## SUPPLIED INFORMATION
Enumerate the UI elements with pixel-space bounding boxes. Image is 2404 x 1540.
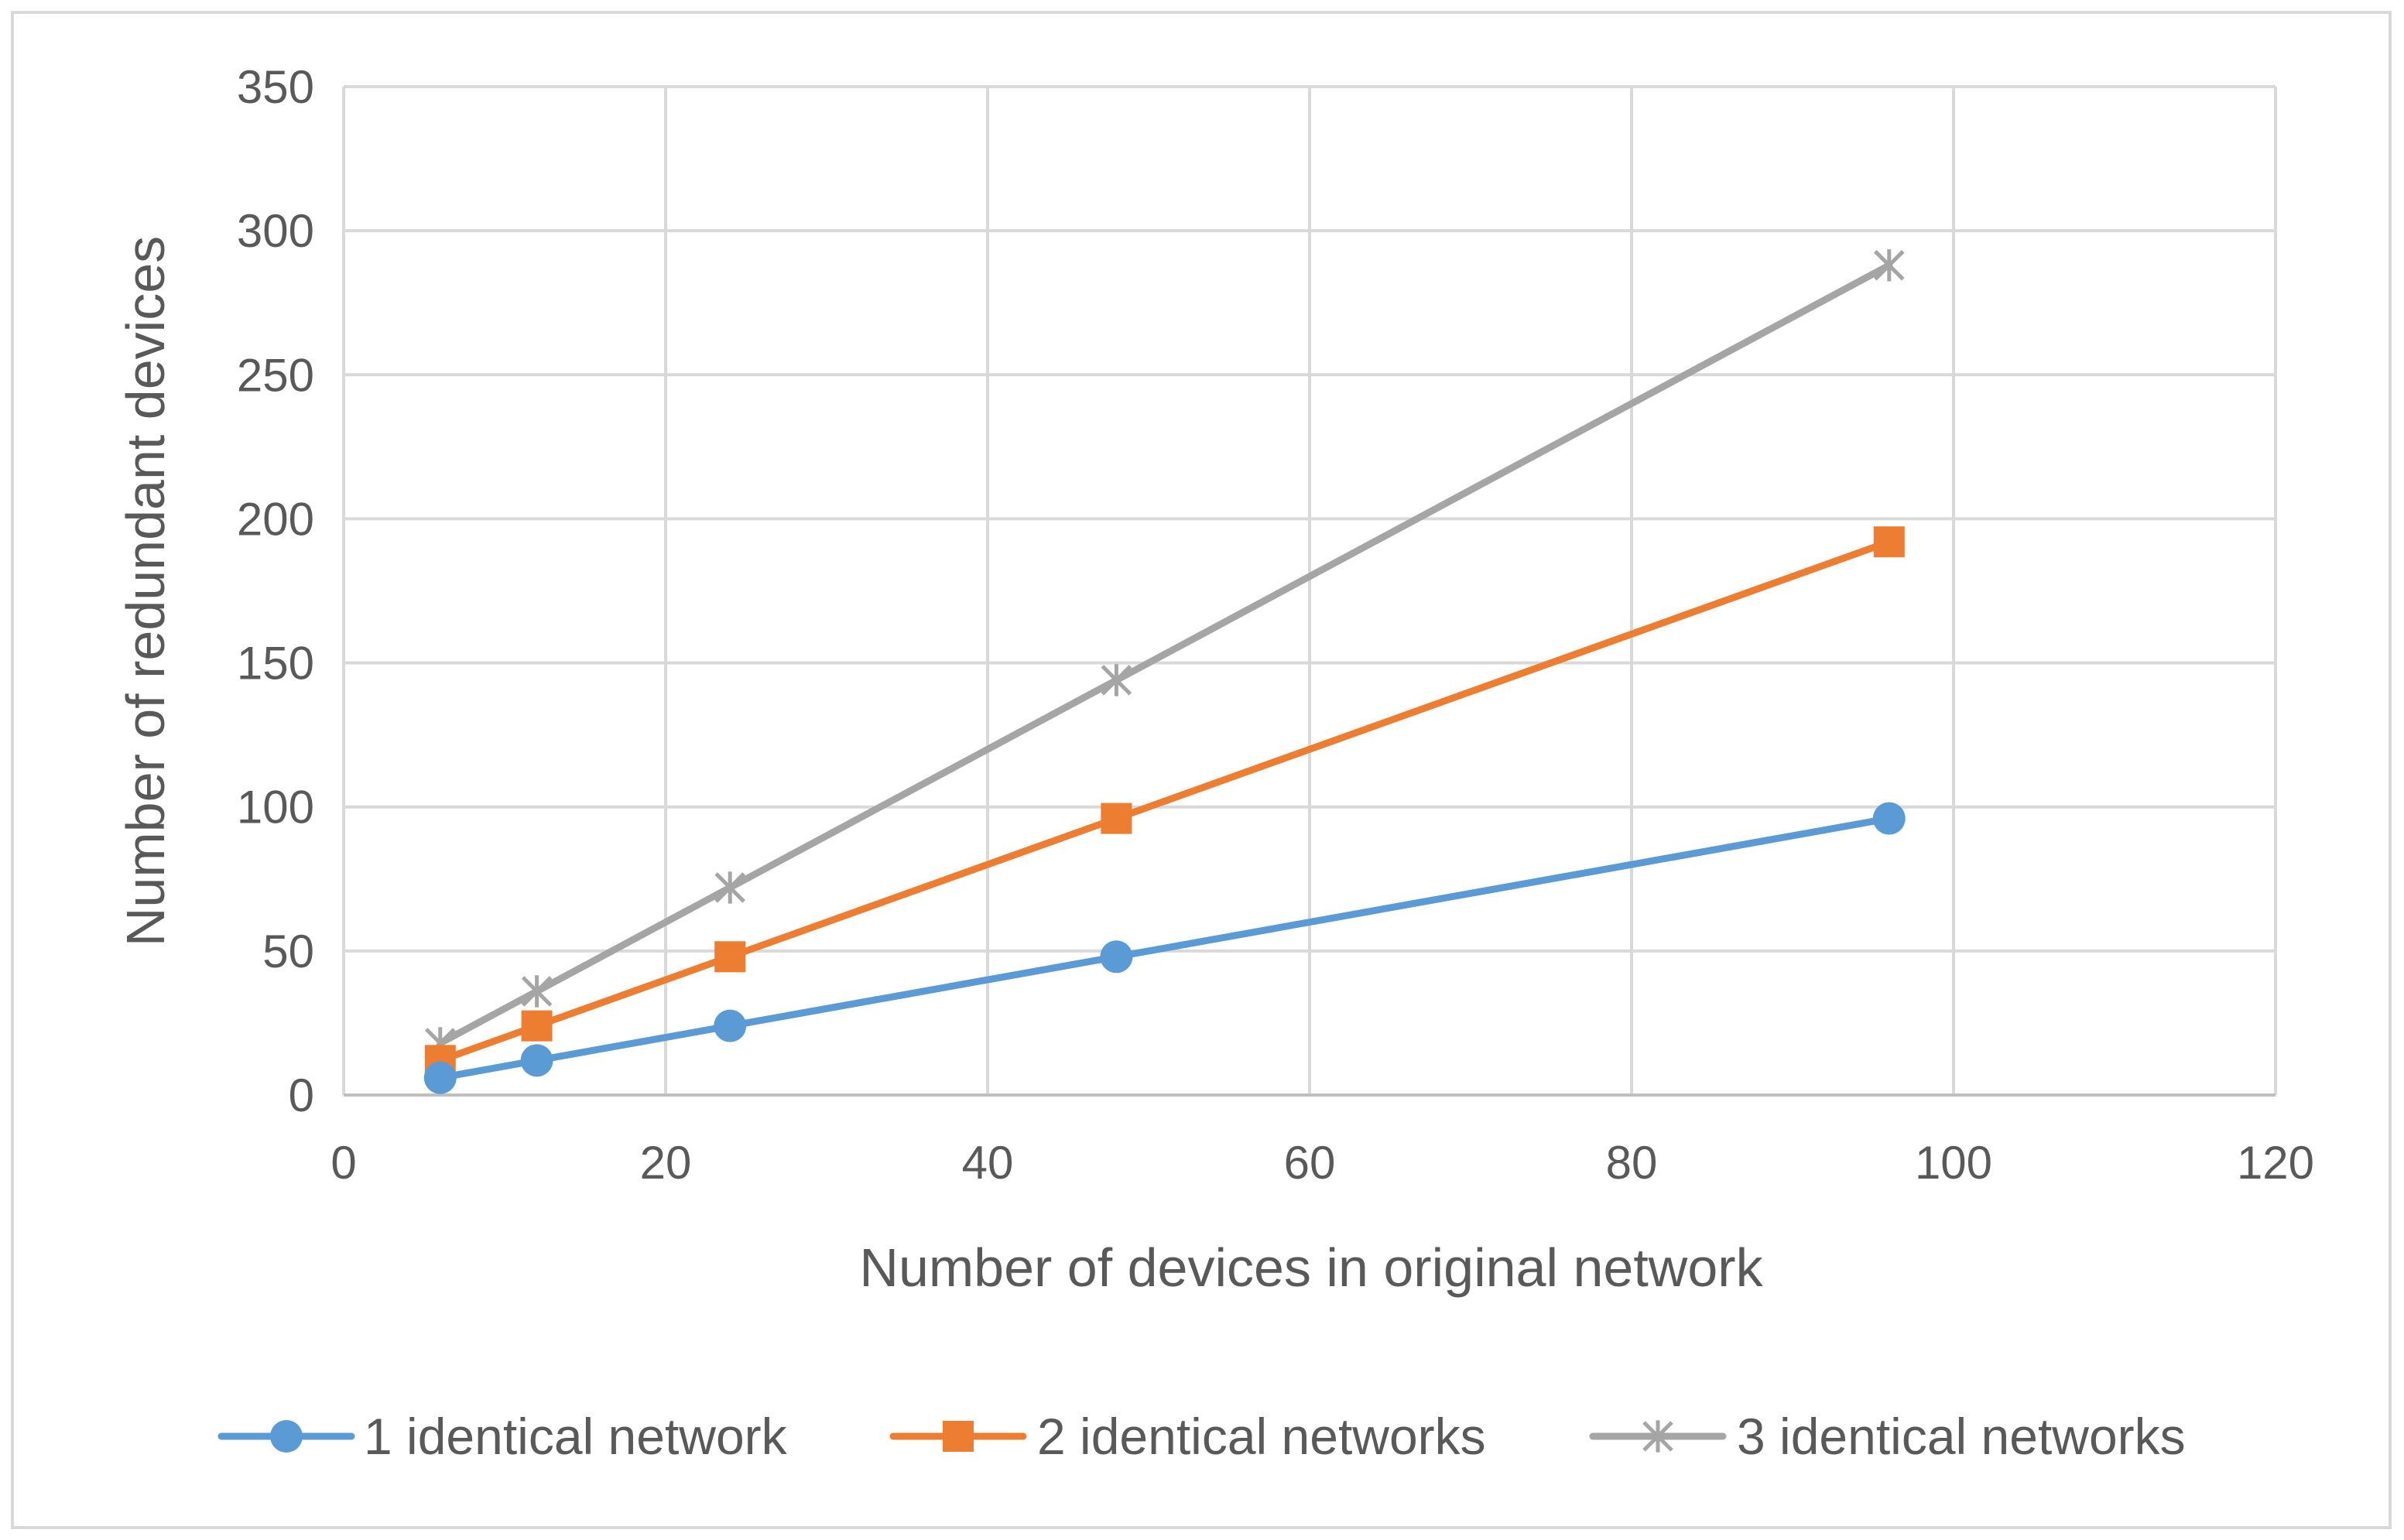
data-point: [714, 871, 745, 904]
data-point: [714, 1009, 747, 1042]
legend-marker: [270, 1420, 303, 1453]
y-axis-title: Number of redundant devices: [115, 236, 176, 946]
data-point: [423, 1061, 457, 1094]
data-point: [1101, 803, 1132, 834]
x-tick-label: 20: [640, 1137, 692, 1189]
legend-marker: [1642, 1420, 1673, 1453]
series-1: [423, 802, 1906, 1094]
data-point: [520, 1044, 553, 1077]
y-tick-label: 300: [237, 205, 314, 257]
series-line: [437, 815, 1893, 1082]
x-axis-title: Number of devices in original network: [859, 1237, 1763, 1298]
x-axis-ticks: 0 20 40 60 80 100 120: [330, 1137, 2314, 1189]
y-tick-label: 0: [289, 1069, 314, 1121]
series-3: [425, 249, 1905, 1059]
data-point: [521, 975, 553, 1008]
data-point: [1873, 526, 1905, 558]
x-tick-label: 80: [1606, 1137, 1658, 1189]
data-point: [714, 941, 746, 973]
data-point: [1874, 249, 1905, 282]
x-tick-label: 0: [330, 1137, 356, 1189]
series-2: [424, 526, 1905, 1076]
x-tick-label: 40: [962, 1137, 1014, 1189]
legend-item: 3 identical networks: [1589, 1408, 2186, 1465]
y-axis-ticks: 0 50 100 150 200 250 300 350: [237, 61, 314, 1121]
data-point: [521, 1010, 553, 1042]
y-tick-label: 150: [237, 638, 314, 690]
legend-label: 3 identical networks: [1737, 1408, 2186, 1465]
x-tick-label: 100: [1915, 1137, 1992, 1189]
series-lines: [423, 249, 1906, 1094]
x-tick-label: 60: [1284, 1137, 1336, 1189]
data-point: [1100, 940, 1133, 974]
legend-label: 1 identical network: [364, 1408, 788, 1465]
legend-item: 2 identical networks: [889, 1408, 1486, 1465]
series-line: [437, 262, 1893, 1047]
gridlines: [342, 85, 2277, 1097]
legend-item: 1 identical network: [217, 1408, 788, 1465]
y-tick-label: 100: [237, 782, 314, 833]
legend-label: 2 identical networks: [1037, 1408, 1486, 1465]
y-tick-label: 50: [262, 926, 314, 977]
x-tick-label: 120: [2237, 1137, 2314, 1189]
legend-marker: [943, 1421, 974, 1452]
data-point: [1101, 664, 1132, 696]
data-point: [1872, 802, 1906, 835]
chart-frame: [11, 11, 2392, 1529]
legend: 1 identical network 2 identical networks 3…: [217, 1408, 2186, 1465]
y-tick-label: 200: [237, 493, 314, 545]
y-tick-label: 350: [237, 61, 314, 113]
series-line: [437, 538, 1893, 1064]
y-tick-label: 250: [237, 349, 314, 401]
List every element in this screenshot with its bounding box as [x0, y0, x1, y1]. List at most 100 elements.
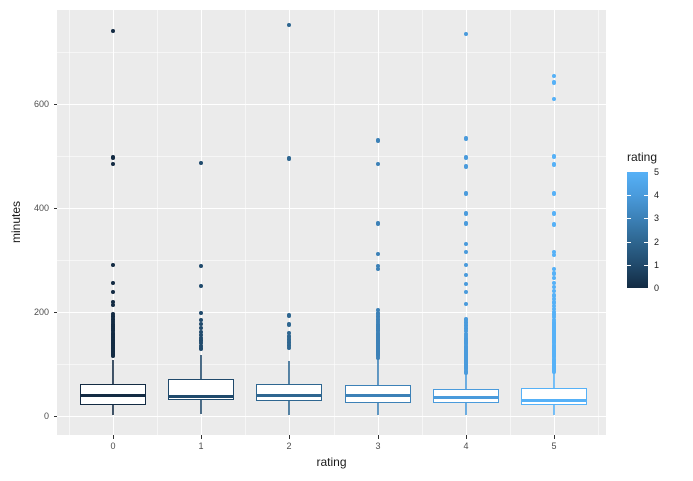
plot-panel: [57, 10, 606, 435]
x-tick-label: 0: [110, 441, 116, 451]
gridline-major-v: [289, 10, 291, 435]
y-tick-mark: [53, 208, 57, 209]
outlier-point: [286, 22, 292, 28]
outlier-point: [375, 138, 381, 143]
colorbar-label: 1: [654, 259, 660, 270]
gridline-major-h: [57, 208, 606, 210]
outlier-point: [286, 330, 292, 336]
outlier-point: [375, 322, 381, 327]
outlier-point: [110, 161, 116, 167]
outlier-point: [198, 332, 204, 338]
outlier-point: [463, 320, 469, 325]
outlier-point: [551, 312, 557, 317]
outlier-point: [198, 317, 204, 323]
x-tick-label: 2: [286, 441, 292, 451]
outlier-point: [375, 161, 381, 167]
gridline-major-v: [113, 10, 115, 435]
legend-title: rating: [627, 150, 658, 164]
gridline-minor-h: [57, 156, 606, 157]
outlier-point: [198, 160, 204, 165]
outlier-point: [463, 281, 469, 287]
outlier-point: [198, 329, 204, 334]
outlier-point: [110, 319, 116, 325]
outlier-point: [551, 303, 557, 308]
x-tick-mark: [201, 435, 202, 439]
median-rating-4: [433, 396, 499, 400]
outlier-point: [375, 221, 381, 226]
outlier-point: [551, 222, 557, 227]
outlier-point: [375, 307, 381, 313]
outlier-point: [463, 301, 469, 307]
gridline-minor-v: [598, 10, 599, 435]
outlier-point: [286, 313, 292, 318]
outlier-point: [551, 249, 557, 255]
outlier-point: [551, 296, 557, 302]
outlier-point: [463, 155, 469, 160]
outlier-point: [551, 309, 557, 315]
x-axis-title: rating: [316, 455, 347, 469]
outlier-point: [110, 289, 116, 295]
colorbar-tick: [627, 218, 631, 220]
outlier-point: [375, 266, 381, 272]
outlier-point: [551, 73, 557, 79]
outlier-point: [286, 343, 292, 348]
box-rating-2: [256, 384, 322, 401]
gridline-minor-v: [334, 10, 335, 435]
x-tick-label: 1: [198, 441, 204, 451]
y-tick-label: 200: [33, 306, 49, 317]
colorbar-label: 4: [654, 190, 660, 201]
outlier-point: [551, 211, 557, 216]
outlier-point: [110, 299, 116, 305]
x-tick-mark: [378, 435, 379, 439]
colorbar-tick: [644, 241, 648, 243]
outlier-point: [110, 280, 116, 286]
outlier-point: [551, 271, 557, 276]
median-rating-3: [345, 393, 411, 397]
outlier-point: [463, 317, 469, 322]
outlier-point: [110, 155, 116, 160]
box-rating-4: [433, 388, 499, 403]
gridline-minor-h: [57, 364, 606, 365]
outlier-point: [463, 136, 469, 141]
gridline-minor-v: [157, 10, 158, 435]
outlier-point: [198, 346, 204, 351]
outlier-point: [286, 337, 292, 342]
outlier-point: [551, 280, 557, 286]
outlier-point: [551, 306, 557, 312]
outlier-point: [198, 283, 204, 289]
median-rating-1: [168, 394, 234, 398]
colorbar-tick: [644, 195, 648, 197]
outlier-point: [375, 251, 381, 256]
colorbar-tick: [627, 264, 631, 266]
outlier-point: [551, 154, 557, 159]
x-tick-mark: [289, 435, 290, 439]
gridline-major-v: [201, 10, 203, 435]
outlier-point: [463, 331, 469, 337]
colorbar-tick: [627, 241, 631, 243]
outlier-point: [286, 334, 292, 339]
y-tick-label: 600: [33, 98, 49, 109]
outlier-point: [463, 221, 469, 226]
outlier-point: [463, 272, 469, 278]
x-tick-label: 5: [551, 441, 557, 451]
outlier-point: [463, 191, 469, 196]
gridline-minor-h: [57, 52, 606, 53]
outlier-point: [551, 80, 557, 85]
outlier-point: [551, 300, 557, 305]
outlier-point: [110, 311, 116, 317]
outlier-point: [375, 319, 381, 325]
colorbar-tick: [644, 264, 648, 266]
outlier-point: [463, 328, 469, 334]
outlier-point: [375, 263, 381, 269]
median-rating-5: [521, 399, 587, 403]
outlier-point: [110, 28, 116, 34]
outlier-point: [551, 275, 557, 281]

## JOB
Rewrite the listing above with every occurrence of "identical networks" changed to "identical topologies" and nothing else altered. Omit the pictures.

## RESPONSE TO THIS EXERCISE
Enumerate the UI elements with pixel-space bounding boxes. Image is 2404 x 1540.
data-point: [714, 871, 745, 904]
data-point: [714, 1009, 747, 1042]
legend-marker: [270, 1420, 303, 1453]
y-axis-title: Number of redundant devices: [115, 236, 176, 946]
data-point: [423, 1061, 457, 1094]
data-point: [1101, 803, 1132, 834]
x-tick-label: 20: [640, 1137, 692, 1189]
legend-marker: [1642, 1420, 1673, 1453]
series-1: [423, 802, 1906, 1094]
data-point: [520, 1044, 553, 1077]
y-tick-label: 300: [237, 205, 314, 257]
series-line: [437, 815, 1893, 1082]
x-axis-title: Number of devices in original network: [859, 1237, 1763, 1298]
x-axis-ticks: 0 20 40 60 80 100 120: [330, 1137, 2314, 1189]
y-tick-label: 0: [289, 1069, 314, 1121]
series-3: [425, 249, 1905, 1059]
data-point: [521, 975, 553, 1008]
data-point: [1873, 526, 1905, 558]
x-tick-label: 80: [1606, 1137, 1658, 1189]
data-point: [714, 941, 746, 973]
data-point: [1874, 249, 1905, 282]
x-tick-label: 0: [330, 1137, 356, 1189]
series-2: [424, 526, 1905, 1076]
x-tick-label: 40: [962, 1137, 1014, 1189]
legend-item: 3 identical topologies: [1589, 1408, 2186, 1465]
y-axis-ticks: 0 50 100 150 200 250 300 350: [237, 61, 314, 1121]
data-point: [521, 1010, 553, 1042]
y-tick-label: 150: [237, 638, 314, 690]
legend-label: 3 identical topologies: [1737, 1408, 2186, 1465]
x-tick-label: 100: [1915, 1137, 1992, 1189]
series-lines: [423, 249, 1906, 1094]
x-tick-label: 60: [1284, 1137, 1336, 1189]
data-point: [1100, 940, 1133, 974]
legend-label: 1 identical network: [364, 1408, 788, 1465]
legend-item: 2 identical topologies: [889, 1408, 1486, 1465]
series-line: [437, 262, 1893, 1047]
gridlines: [342, 85, 2277, 1097]
legend-item: 1 identical network: [217, 1408, 788, 1465]
y-tick-label: 100: [237, 782, 314, 833]
legend-label: 2 identical topologies: [1037, 1408, 1486, 1465]
y-tick-label: 50: [262, 926, 314, 977]
x-tick-label: 120: [2237, 1137, 2314, 1189]
legend-marker: [943, 1421, 974, 1452]
data-point: [1101, 664, 1132, 696]
data-point: [1872, 802, 1906, 835]
chart-frame: [11, 11, 2392, 1529]
legend: 1 identical network 2 identical topologies 3…: [217, 1408, 2186, 1465]
y-tick-label: 200: [237, 493, 314, 545]
y-tick-label: 350: [237, 61, 314, 113]
series-line: [437, 538, 1893, 1064]
y-tick-label: 250: [237, 349, 314, 401]
List every element in this screenshot with its bounding box as [x0, y0, x1, y1]. List at most 100 elements.
plot-panel: [57, 10, 606, 435]
x-tick-label: 0: [110, 441, 116, 451]
gridline-major-v: [289, 10, 291, 435]
y-tick-mark: [53, 208, 57, 209]
outlier-point: [286, 22, 292, 28]
outlier-point: [375, 138, 381, 143]
colorbar-label: 1: [654, 259, 660, 270]
gridline-major-h: [57, 208, 606, 210]
outlier-point: [286, 330, 292, 336]
outlier-point: [375, 322, 381, 327]
outlier-point: [110, 161, 116, 167]
outlier-point: [198, 332, 204, 338]
outlier-point: [463, 320, 469, 325]
outlier-point: [551, 312, 557, 317]
outlier-point: [198, 317, 204, 323]
x-tick-label: 2: [286, 441, 292, 451]
outlier-point: [375, 161, 381, 167]
gridline-major-v: [113, 10, 115, 435]
legend-title: rating: [627, 150, 658, 164]
gridline-minor-h: [57, 156, 606, 157]
outlier-point: [198, 160, 204, 165]
outlier-point: [463, 281, 469, 287]
outlier-point: [198, 329, 204, 334]
outlier-point: [110, 319, 116, 325]
outlier-point: [551, 303, 557, 308]
x-tick-mark: [201, 435, 202, 439]
median-rating-4: [433, 396, 499, 400]
outlier-point: [375, 221, 381, 226]
outlier-point: [551, 222, 557, 227]
outlier-point: [375, 307, 381, 313]
outlier-point: [463, 301, 469, 307]
gridline-minor-v: [598, 10, 599, 435]
outlier-point: [286, 313, 292, 318]
outlier-point: [551, 249, 557, 255]
outlier-point: [551, 296, 557, 302]
outlier-point: [463, 155, 469, 160]
outlier-point: [551, 309, 557, 315]
x-axis-title: rating: [316, 455, 347, 469]
outlier-point: [110, 289, 116, 295]
colorbar-tick: [627, 218, 631, 220]
outlier-point: [375, 266, 381, 272]
outlier-point: [551, 73, 557, 79]
outlier-point: [286, 343, 292, 348]
box-rating-2: [256, 384, 322, 401]
gridline-minor-v: [334, 10, 335, 435]
x-tick-label: 1: [198, 441, 204, 451]
y-tick-label: 200: [33, 306, 49, 317]
colorbar-label: 4: [654, 190, 660, 201]
outlier-point: [551, 211, 557, 216]
outlier-point: [110, 299, 116, 305]
x-tick-mark: [378, 435, 379, 439]
colorbar-tick: [644, 241, 648, 243]
outlier-point: [110, 280, 116, 286]
outlier-point: [551, 271, 557, 276]
median-rating-3: [345, 393, 411, 397]
outlier-point: [463, 317, 469, 322]
outlier-point: [110, 155, 116, 160]
box-rating-4: [433, 388, 499, 403]
gridline-minor-h: [57, 364, 606, 365]
outlier-point: [463, 136, 469, 141]
gridline-minor-v: [157, 10, 158, 435]
outlier-point: [198, 346, 204, 351]
outlier-point: [286, 337, 292, 342]
outlier-point: [551, 280, 557, 286]
outlier-point: [551, 306, 557, 312]
outlier-point: [198, 283, 204, 289]
median-rating-1: [168, 394, 234, 398]
colorbar-tick: [644, 195, 648, 197]
outlier-point: [375, 251, 381, 256]
colorbar-tick: [627, 264, 631, 266]
outlier-point: [551, 154, 557, 159]
x-tick-mark: [289, 435, 290, 439]
gridline-major-v: [201, 10, 203, 435]
outlier-point: [463, 331, 469, 337]
colorbar-tick: [627, 241, 631, 243]
outlier-point: [286, 334, 292, 339]
y-tick-label: 600: [33, 98, 49, 109]
outlier-point: [463, 221, 469, 226]
outlier-point: [463, 272, 469, 278]
x-tick-label: 5: [551, 441, 557, 451]
outlier-point: [463, 191, 469, 196]
gridline-minor-h: [57, 52, 606, 53]
outlier-point: [551, 80, 557, 85]
outlier-point: [551, 300, 557, 305]
outlier-point: [110, 311, 116, 317]
outlier-point: [375, 319, 381, 325]
colorbar-tick: [644, 264, 648, 266]
outlier-point: [463, 328, 469, 334]
outlier-point: [375, 263, 381, 269]
median-rating-5: [521, 399, 587, 403]
outlier-point: [110, 28, 116, 34]
outlier-point: [551, 275, 557, 281]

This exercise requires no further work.